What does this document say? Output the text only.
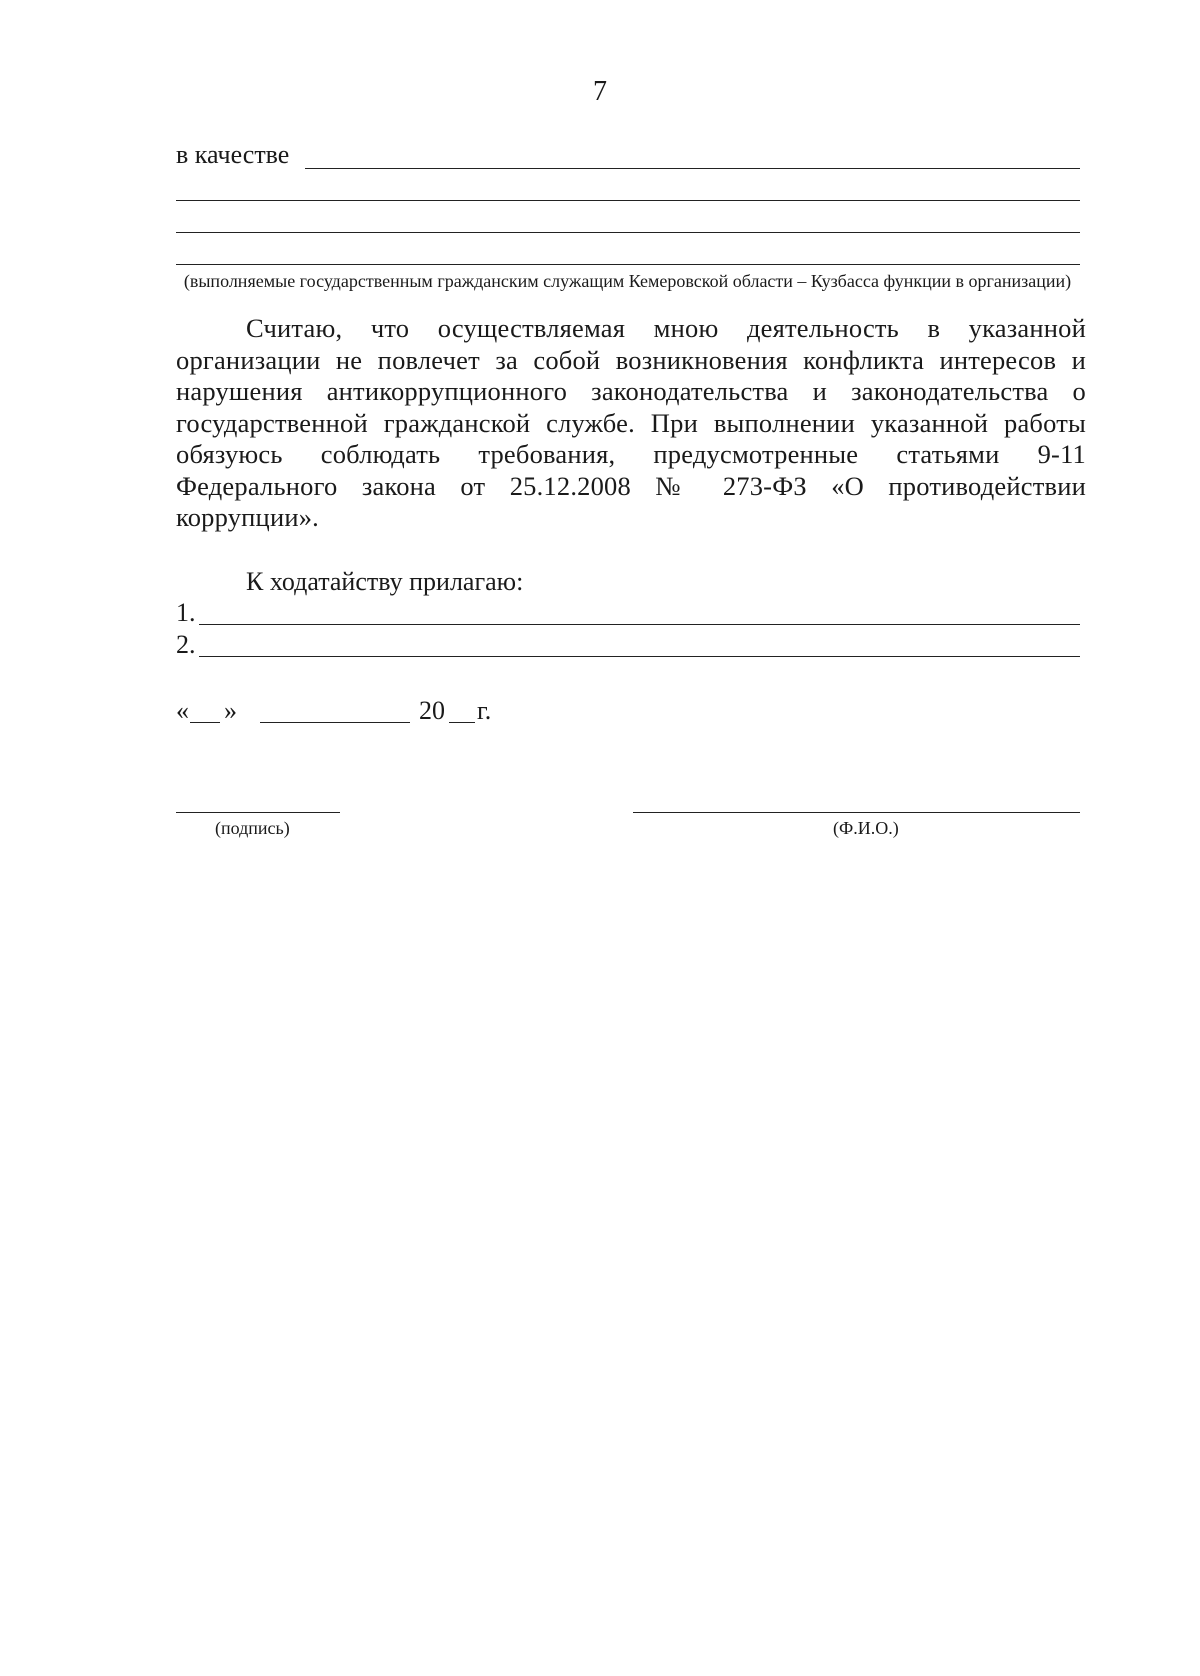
7
в качестве
(выполняемые государственным гражданским служащим Кемеровской области – Кузбасса функции в организации)
Считаю, что осуществляемая мною деятельность в указанной организации не повлечет за собой возникновения конфликта интересов и нарушения антикоррупционного законодательства и законодательства о государственной гражданской службе. При выполнении указанной работы обязуюсь соблюдать требования, предусмотренные статьями 9-11 Федерального закона от 25.12.2008 № 273-ФЗ «О противодействии коррупции».
К ходатайству прилагаю:
1.
2.
« »	20 г.
(подпись)	(Ф.И.О.)
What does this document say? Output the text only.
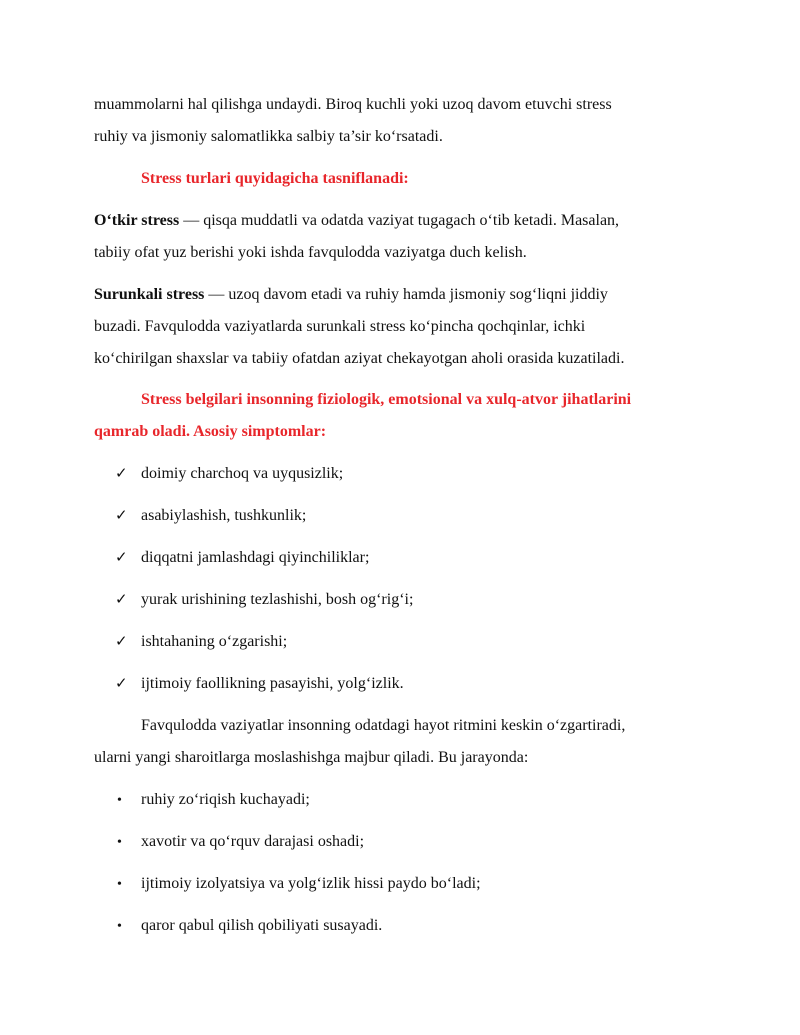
muammolarni hal qilishga undaydi. Biroq kuchli yoki uzoq davom etuvchi stress
ruhiy va jismoniy salomatlikka salbiy ta’sir ko‘rsatadi.
Stress turlari quyidagicha tasniflanadi:
O‘tkir stress — qisqa muddatli va odatda vaziyat tugagach o‘tib ketadi. Masalan,
tabiiy ofat yuz berishi yoki ishda favqulodda vaziyatga duch kelish.
Surunkali stress — uzoq davom etadi va ruhiy hamda jismoniy sog‘liqni jiddiy
buzadi. Favqulodda vaziyatlarda surunkali stress ko‘pincha qochqinlar, ichki
ko‘chirilgan shaxslar va tabiiy ofatdan aziyat chekayotgan aholi orasida kuzatiladi.
Stress belgilari insonning fiziologik, emotsional va xulq-atvor jihatlarini
qamrab oladi. Asosiy simptomlar:
✓ doimiy charchoq va uyqusizlik;
✓ asabiylashish, tushkunlik;
✓ diqqatni jamlashdagi qiyinchiliklar;
✓ yurak urishining tezlashishi, bosh og‘rig‘i;
✓ ishtahaning o‘zgarishi;
✓ ijtimoiy faollikning pasayishi, yolg‘izlik.
Favqulodda vaziyatlar insonning odatdagi hayot ritmini keskin o‘zgartiradi,
ularni yangi sharoitlarga moslashishga majbur qiladi. Bu jarayonda:
• ruhiy zo‘riqish kuchayadi;
• xavotir va qo‘rquv darajasi oshadi;
• ijtimoiy izolyatsiya va yolg‘izlik hissi paydo bo‘ladi;
• qaror qabul qilish qobiliyati susayadi.
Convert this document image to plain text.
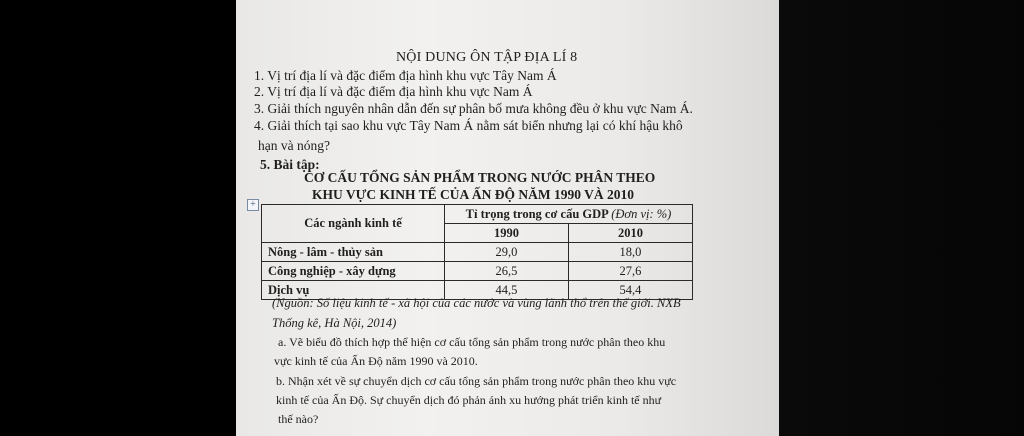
NỘI DUNG ÔN TẬP ĐỊA LÍ 8
1. Vị trí địa lí và đặc điểm địa hình khu vực Tây Nam Á
2. Vị trí địa lí và đặc điểm địa hình khu vực Nam Á
3. Giải thích nguyên nhân dẫn đến sự phân bố mưa không đều ở khu vực Nam Á.
4. Giải thích tại sao khu vực Tây Nam Á nằm sát biển nhưng lại có khí hậu khô
hạn và nóng?
5. Bài tập:
CƠ CẤU TỔNG SẢN PHẨM TRONG NƯỚC PHÂN THEO
KHU VỰC KINH TẾ CỦA ẤN ĐỘ NĂM 1990 VÀ 2010
+
Các ngành kinh tế	Tỉ trọng trong cơ cấu GDP (Đơn vị: %)	
	1990	2010
Nông - lâm - thủy sản	29,0	18,0
Công nghiệp - xây dựng	26,5	27,6
Dịch vụ	44,5	54,4
(Nguồn: Số liệu kinh tế - xã hội của các nước và vùng lãnh thổ trên thế giới. NXB
Thống kê, Hà Nội, 2014)
a. Vẽ biểu đồ thích hợp thể hiện cơ cấu tổng sản phẩm trong nước phân theo khu
vực kinh tế của Ấn Độ năm 1990 và 2010.
b. Nhận xét về sự chuyển dịch cơ cấu tổng sản phẩm trong nước phân theo khu vực
kinh tế của Ấn Độ. Sự chuyển dịch đó phản ánh xu hướng phát triển kinh tế như
thế nào?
----------
EXERCISE REQUIREMENTS: Every entry above should be duplicated exactly. Do not include the images.

EXERCISE RESULT:
What does this document say? Output the text only.
7
в качестве
(выполняемые государственным гражданским служащим Кемеровской области – Кузбасса функции в организации)
Считаю, что осуществляемая мною деятельность в указанной организации не повлечет за собой возникновения конфликта интересов и нарушения антикоррупционного законодательства и законодательства о государственной гражданской службе. При выполнении указанной работы обязуюсь соблюдать требования, предусмотренные статьями 9-11 Федерального закона от 25.12.2008 № 273-ФЗ «О противодействии коррупции».
К ходатайству прилагаю:
1.
2.
« »	20 г.
(подпись)	(Ф.И.О.)
What does this document say? Output the text only.
muammolarni hal qilishga undaydi. Biroq kuchli yoki uzoq davom etuvchi stress
ruhiy va jismoniy salomatlikka salbiy ta’sir ko‘rsatadi.
Stress turlari quyidagicha tasniflanadi:
O‘tkir stress — qisqa muddatli va odatda vaziyat tugagach o‘tib ketadi. Masalan,
tabiiy ofat yuz berishi yoki ishda favqulodda vaziyatga duch kelish.
Surunkali stress — uzoq davom etadi va ruhiy hamda jismoniy sog‘liqni jiddiy
buzadi. Favqulodda vaziyatlarda surunkali stress ko‘pincha qochqinlar, ichki
ko‘chirilgan shaxslar va tabiiy ofatdan aziyat chekayotgan aholi orasida kuzatiladi.
Stress belgilari insonning fiziologik, emotsional va xulq-atvor jihatlarini
qamrab oladi. Asosiy simptomlar:
✓ doimiy charchoq va uyqusizlik;
✓ asabiylashish, tushkunlik;
✓ diqqatni jamlashdagi qiyinchiliklar;
✓ yurak urishining tezlashishi, bosh og‘rig‘i;
✓ ishtahaning o‘zgarishi;
✓ ijtimoiy faollikning pasayishi, yolg‘izlik.
Favqulodda vaziyatlar insonning odatdagi hayot ritmini keskin o‘zgartiradi,
ularni yangi sharoitlarga moslashishga majbur qiladi. Bu jarayonda:
• ruhiy zo‘riqish kuchayadi;
• xavotir va qo‘rquv darajasi oshadi;
• ijtimoiy izolyatsiya va yolg‘izlik hissi paydo bo‘ladi;
• qaror qabul qilish qobiliyati susayadi.
Convert this document image to plain text.
NỘI DUNG ÔN TẬP ĐỊA LÍ 8
1. Vị trí địa lí và đặc điểm địa hình khu vực Tây Nam Á
2. Vị trí địa lí và đặc điểm địa hình khu vực Nam Á
3. Giải thích nguyên nhân dẫn đến sự phân bố mưa không đều ở khu vực Nam Á.
4. Giải thích tại sao khu vực Tây Nam Á nằm sát biển nhưng lại có khí hậu khô
hạn và nóng?
5. Bài tập:
CƠ CẤU TỔNG SẢN PHẨM TRONG NƯỚC PHÂN THEO
KHU VỰC KINH TẾ CỦA ẤN ĐỘ NĂM 1990 VÀ 2010
+
Các ngành kinh tế	Tỉ trọng trong cơ cấu GDP (Đơn vị: %)	
	1990	2010
Nông - lâm - thủy sản	29,0	18,0
Công nghiệp - xây dựng	26,5	27,6
Dịch vụ	44,5	54,4
(Nguồn: Số liệu kinh tế - xã hội của các nước và vùng lãnh thổ trên thế giới. NXB
Thống kê, Hà Nội, 2014)
a. Vẽ biểu đồ thích hợp thể hiện cơ cấu tổng sản phẩm trong nước phân theo khu
vực kinh tế của Ấn Độ năm 1990 và 2010.
b. Nhận xét về sự chuyển dịch cơ cấu tổng sản phẩm trong nước phân theo khu vực
kinh tế của Ấn Độ. Sự chuyển dịch đó phản ánh xu hướng phát triển kinh tế như
thế nào?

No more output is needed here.